--- DATASET EXTRACT ---

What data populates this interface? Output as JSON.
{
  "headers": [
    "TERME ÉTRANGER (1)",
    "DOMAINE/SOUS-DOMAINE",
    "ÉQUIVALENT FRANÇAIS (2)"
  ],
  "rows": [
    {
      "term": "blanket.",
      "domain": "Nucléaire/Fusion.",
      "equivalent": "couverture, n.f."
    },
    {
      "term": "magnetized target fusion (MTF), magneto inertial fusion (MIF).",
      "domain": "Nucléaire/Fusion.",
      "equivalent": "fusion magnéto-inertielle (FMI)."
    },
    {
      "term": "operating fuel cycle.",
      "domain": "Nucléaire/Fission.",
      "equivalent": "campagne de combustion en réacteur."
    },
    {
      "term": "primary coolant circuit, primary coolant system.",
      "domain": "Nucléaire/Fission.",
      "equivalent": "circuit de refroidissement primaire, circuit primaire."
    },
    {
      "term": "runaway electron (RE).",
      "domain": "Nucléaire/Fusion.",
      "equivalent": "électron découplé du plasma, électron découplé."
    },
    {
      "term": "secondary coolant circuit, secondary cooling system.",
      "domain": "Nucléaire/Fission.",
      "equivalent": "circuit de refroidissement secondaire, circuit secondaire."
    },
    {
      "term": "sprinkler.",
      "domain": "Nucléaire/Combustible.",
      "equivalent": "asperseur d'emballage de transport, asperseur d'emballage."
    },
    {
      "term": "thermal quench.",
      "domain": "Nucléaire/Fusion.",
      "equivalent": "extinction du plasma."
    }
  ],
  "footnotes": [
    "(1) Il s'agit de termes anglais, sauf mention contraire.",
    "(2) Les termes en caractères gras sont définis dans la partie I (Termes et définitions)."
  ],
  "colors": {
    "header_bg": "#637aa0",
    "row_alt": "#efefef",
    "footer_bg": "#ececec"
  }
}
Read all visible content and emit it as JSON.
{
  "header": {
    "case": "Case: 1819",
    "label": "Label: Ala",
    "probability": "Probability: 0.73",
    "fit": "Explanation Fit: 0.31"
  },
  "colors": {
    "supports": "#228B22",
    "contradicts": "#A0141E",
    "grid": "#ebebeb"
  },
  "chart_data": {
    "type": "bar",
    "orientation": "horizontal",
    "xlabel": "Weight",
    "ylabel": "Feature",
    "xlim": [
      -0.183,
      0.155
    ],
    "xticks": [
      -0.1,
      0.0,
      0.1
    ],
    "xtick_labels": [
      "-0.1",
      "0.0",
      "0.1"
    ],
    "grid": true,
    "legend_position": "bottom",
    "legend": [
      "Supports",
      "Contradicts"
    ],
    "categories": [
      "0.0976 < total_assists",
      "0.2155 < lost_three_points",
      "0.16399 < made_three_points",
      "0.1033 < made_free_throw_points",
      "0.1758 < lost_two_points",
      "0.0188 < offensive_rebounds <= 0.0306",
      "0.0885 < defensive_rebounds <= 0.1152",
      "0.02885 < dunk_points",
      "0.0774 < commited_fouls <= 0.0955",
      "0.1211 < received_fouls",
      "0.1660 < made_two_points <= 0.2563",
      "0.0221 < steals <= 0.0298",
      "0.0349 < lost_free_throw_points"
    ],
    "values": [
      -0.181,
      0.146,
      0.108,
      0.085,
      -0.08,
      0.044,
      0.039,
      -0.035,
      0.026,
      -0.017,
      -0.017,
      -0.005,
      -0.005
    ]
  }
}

---

## EXERCISE AIM
Take the listing above and set it down exactly.

## SOLUTION FOR THIS PROBLEM
What data populates this interface? Output as JSON.
{
  "headers": [
    "TERME ÉTRANGER (1)",
    "DOMAINE/SOUS-DOMAINE",
    "ÉQUIVALENT FRANÇAIS (2)"
  ],
  "rows": [
    {
      "term": "blanket.",
      "domain": "Nucléaire/Fusion.",
      "equivalent": "couverture, n.f."
    },
    {
      "term": "magnetized target fusion (MTF), magneto inertial fusion (MIF).",
      "domain": "Nucléaire/Fusion.",
      "equivalent": "fusion magnéto-inertielle (FMI)."
    },
    {
      "term": "operating fuel cycle.",
      "domain": "Nucléaire/Fission.",
      "equivalent": "campagne de combustion en réacteur."
    },
    {
      "term": "primary coolant circuit, primary coolant system.",
      "domain": "Nucléaire/Fission.",
      "equivalent": "circuit de refroidissement primaire, circuit primaire."
    },
    {
      "term": "runaway electron (RE).",
      "domain": "Nucléaire/Fusion.",
      "equivalent": "électron découplé du plasma, électron découplé."
    },
    {
      "term": "secondary coolant circuit, secondary cooling system.",
      "domain": "Nucléaire/Fission.",
      "equivalent": "circuit de refroidissement secondaire, circuit secondaire."
    },
    {
      "term": "sprinkler.",
      "domain": "Nucléaire/Combustible.",
      "equivalent": "asperseur d'emballage de transport, asperseur d'emballage."
    },
    {
      "term": "thermal quench.",
      "domain": "Nucléaire/Fusion.",
      "equivalent": "extinction du plasma."
    }
  ],
  "footnotes": [
    "(1) Il s'agit de termes anglais, sauf mention contraire.",
    "(2) Les termes en caractères gras sont définis dans la partie I (Termes et définitions)."
  ],
  "colors": {
    "header_bg": "#637aa0",
    "row_alt": "#efefef",
    "footer_bg": "#ececec"
  }
}
Read all visible content and emit it as JSON.
{
  "header": {
    "case": "Case: 1819",
    "label": "Label: Ala",
    "probability": "Probability: 0.73",
    "fit": "Explanation Fit: 0.31"
  },
  "colors": {
    "supports": "#228B22",
    "contradicts": "#A0141E",
    "grid": "#ebebeb"
  },
  "chart_data": {
    "type": "bar",
    "orientation": "horizontal",
    "xlabel": "Weight",
    "ylabel": "Feature",
    "xlim": [
      -0.183,
      0.155
    ],
    "xticks": [
      -0.1,
      0.0,
      0.1
    ],
    "xtick_labels": [
      "-0.1",
      "0.0",
      "0.1"
    ],
    "grid": true,
    "legend_position": "bottom",
    "legend": [
      "Supports",
      "Contradicts"
    ],
    "categories": [
      "0.0976 < total_assists",
      "0.2155 < lost_three_points",
      "0.16399 < made_three_points",
      "0.1033 < made_free_throw_points",
      "0.1758 < lost_two_points",
      "0.0188 < offensive_rebounds <= 0.0306",
      "0.0885 < defensive_rebounds <= 0.1152",
      "0.02885 < dunk_points",
      "0.0774 < commited_fouls <= 0.0955",
      "0.1211 < received_fouls",
      "0.1660 < made_two_points <= 0.2563",
      "0.0221 < steals <= 0.0298",
      "0.0349 < lost_free_throw_points"
    ],
    "values": [
      -0.181,
      0.146,
      0.108,
      0.085,
      -0.08,
      0.044,
      0.039,
      -0.035,
      0.026,
      -0.017,
      -0.017,
      -0.005,
      -0.005
    ]
  }
}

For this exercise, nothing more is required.